__Data provided__:
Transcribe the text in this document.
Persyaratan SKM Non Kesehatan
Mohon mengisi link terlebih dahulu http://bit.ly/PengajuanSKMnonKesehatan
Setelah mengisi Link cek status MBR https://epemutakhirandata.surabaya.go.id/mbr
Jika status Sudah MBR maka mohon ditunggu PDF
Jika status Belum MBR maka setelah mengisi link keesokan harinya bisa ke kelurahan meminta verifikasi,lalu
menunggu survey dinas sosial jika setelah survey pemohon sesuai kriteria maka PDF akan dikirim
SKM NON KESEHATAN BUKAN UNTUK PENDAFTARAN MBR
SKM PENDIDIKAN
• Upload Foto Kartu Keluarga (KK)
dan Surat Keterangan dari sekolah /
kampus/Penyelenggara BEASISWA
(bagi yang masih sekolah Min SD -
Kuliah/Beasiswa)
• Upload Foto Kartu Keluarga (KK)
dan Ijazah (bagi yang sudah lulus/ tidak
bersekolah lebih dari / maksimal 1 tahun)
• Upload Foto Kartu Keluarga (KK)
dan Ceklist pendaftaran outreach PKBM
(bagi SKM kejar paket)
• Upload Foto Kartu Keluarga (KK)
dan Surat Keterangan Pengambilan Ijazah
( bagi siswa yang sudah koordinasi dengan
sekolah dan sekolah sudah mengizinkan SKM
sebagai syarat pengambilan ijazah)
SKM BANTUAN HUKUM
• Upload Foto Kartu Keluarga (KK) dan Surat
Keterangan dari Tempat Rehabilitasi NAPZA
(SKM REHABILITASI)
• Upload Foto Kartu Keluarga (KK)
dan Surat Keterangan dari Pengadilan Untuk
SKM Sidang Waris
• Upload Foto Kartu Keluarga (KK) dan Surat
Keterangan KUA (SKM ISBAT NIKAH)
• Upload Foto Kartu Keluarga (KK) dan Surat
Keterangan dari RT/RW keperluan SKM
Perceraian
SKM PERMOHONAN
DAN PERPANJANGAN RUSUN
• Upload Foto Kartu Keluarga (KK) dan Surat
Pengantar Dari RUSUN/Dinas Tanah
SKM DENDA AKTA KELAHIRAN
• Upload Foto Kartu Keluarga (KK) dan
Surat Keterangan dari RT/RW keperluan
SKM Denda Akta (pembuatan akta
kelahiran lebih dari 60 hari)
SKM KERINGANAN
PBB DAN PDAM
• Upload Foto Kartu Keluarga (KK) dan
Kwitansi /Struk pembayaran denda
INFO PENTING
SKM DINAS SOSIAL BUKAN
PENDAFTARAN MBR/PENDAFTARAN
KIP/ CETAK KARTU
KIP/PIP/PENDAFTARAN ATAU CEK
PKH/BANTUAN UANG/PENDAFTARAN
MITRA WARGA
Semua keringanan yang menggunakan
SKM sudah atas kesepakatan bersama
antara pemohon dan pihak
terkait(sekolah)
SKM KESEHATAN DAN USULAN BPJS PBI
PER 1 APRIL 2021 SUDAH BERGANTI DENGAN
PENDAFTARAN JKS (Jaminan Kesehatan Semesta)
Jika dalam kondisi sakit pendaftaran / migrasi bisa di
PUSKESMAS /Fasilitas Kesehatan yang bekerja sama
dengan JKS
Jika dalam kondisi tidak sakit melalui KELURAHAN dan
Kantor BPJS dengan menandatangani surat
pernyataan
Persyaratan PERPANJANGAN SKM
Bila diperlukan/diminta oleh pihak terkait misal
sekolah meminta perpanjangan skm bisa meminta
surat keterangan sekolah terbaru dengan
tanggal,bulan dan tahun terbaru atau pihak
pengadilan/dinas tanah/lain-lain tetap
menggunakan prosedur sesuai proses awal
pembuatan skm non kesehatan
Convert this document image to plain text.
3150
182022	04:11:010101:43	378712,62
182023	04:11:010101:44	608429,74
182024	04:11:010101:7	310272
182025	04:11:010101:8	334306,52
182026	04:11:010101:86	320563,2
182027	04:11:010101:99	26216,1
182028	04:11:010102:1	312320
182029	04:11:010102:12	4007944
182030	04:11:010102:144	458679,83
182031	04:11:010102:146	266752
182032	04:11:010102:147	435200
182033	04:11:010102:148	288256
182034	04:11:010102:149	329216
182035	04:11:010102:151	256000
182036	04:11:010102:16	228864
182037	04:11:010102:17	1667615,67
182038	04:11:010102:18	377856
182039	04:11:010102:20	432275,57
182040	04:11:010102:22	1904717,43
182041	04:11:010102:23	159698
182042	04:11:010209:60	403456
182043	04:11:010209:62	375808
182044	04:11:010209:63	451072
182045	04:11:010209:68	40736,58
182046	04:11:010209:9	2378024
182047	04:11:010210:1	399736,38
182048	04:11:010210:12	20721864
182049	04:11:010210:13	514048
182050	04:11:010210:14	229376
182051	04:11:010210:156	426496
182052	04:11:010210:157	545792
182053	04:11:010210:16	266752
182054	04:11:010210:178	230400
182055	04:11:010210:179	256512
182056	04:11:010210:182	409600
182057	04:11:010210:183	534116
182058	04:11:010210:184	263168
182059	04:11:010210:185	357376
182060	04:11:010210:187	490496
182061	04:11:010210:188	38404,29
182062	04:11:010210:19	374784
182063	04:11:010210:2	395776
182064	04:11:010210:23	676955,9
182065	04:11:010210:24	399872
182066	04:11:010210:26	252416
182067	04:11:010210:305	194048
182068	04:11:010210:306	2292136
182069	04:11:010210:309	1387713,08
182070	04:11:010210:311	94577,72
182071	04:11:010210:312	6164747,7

__What you are asked to do__:
Output the records exactly, including every line.

__Result of this exercise__:
Transcribe the text in this document.
Persyaratan SKM Non Kesehatan
Mohon mengisi link terlebih dahulu http://bit.ly/PengajuanSKMnonKesehatan
Setelah mengisi Link cek status MBR https://epemutakhirandata.surabaya.go.id/mbr
Jika status Sudah MBR maka mohon ditunggu PDF
Jika status Belum MBR maka setelah mengisi link keesokan harinya bisa ke kelurahan meminta verifikasi,lalu
menunggu survey dinas sosial jika setelah survey pemohon sesuai kriteria maka PDF akan dikirim
SKM NON KESEHATAN BUKAN UNTUK PENDAFTARAN MBR
SKM PENDIDIKAN
• Upload Foto Kartu Keluarga (KK)
dan Surat Keterangan dari sekolah /
kampus/Penyelenggara BEASISWA
(bagi yang masih sekolah Min SD -
Kuliah/Beasiswa)
• Upload Foto Kartu Keluarga (KK)
dan Ijazah (bagi yang sudah lulus/ tidak
bersekolah lebih dari / maksimal 1 tahun)
• Upload Foto Kartu Keluarga (KK)
dan Ceklist pendaftaran outreach PKBM
(bagi SKM kejar paket)
• Upload Foto Kartu Keluarga (KK)
dan Surat Keterangan Pengambilan Ijazah
( bagi siswa yang sudah koordinasi dengan
sekolah dan sekolah sudah mengizinkan SKM
sebagai syarat pengambilan ijazah)
SKM BANTUAN HUKUM
• Upload Foto Kartu Keluarga (KK) dan Surat
Keterangan dari Tempat Rehabilitasi NAPZA
(SKM REHABILITASI)
• Upload Foto Kartu Keluarga (KK)
dan Surat Keterangan dari Pengadilan Untuk
SKM Sidang Waris
• Upload Foto Kartu Keluarga (KK) dan Surat
Keterangan KUA (SKM ISBAT NIKAH)
• Upload Foto Kartu Keluarga (KK) dan Surat
Keterangan dari RT/RW keperluan SKM
Perceraian
SKM PERMOHONAN
DAN PERPANJANGAN RUSUN
• Upload Foto Kartu Keluarga (KK) dan Surat
Pengantar Dari RUSUN/Dinas Tanah
SKM DENDA AKTA KELAHIRAN
• Upload Foto Kartu Keluarga (KK) dan
Surat Keterangan dari RT/RW keperluan
SKM Denda Akta (pembuatan akta
kelahiran lebih dari 60 hari)
SKM KERINGANAN
PBB DAN PDAM
• Upload Foto Kartu Keluarga (KK) dan
Kwitansi /Struk pembayaran denda
INFO PENTING
SKM DINAS SOSIAL BUKAN
PENDAFTARAN MBR/PENDAFTARAN
KIP/ CETAK KARTU
KIP/PIP/PENDAFTARAN ATAU CEK
PKH/BANTUAN UANG/PENDAFTARAN
MITRA WARGA
Semua keringanan yang menggunakan
SKM sudah atas kesepakatan bersama
antara pemohon dan pihak
terkait(sekolah)
SKM KESEHATAN DAN USULAN BPJS PBI
PER 1 APRIL 2021 SUDAH BERGANTI DENGAN
PENDAFTARAN JKS (Jaminan Kesehatan Semesta)
Jika dalam kondisi sakit pendaftaran / migrasi bisa di
PUSKESMAS /Fasilitas Kesehatan yang bekerja sama
dengan JKS
Jika dalam kondisi tidak sakit melalui KELURAHAN dan
Kantor BPJS dengan menandatangani surat
pernyataan
Persyaratan PERPANJANGAN SKM
Bila diperlukan/diminta oleh pihak terkait misal
sekolah meminta perpanjangan skm bisa meminta
surat keterangan sekolah terbaru dengan
tanggal,bulan dan tahun terbaru atau pihak
pengadilan/dinas tanah/lain-lain tetap
menggunakan prosedur sesuai proses awal
pembuatan skm non kesehatan
Convert this document image to plain text.
3150
182022	04:11:010101:43	378712,62
182023	04:11:010101:44	608429,74
182024	04:11:010101:7	310272
182025	04:11:010101:8	334306,52
182026	04:11:010101:86	320563,2
182027	04:11:010101:99	26216,1
182028	04:11:010102:1	312320
182029	04:11:010102:12	4007944
182030	04:11:010102:144	458679,83
182031	04:11:010102:146	266752
182032	04:11:010102:147	435200
182033	04:11:010102:148	288256
182034	04:11:010102:149	329216
182035	04:11:010102:151	256000
182036	04:11:010102:16	228864
182037	04:11:010102:17	1667615,67
182038	04:11:010102:18	377856
182039	04:11:010102:20	432275,57
182040	04:11:010102:22	1904717,43
182041	04:11:010102:23	159698
182042	04:11:010209:60	403456
182043	04:11:010209:62	375808
182044	04:11:010209:63	451072
182045	04:11:010209:68	40736,58
182046	04:11:010209:9	2378024
182047	04:11:010210:1	399736,38
182048	04:11:010210:12	20721864
182049	04:11:010210:13	514048
182050	04:11:010210:14	229376
182051	04:11:010210:156	426496
182052	04:11:010210:157	545792
182053	04:11:010210:16	266752
182054	04:11:010210:178	230400
182055	04:11:010210:179	256512
182056	04:11:010210:182	409600
182057	04:11:010210:183	534116
182058	04:11:010210:184	263168
182059	04:11:010210:185	357376
182060	04:11:010210:187	490496
182061	04:11:010210:188	38404,29
182062	04:11:010210:19	374784
182063	04:11:010210:2	395776
182064	04:11:010210:23	676955,9
182065	04:11:010210:24	399872
182066	04:11:010210:26	252416
182067	04:11:010210:305	194048
182068	04:11:010210:306	2292136
182069	04:11:010210:309	1387713,08
182070	04:11:010210:311	94577,72
182071	04:11:010210:312	6164747,7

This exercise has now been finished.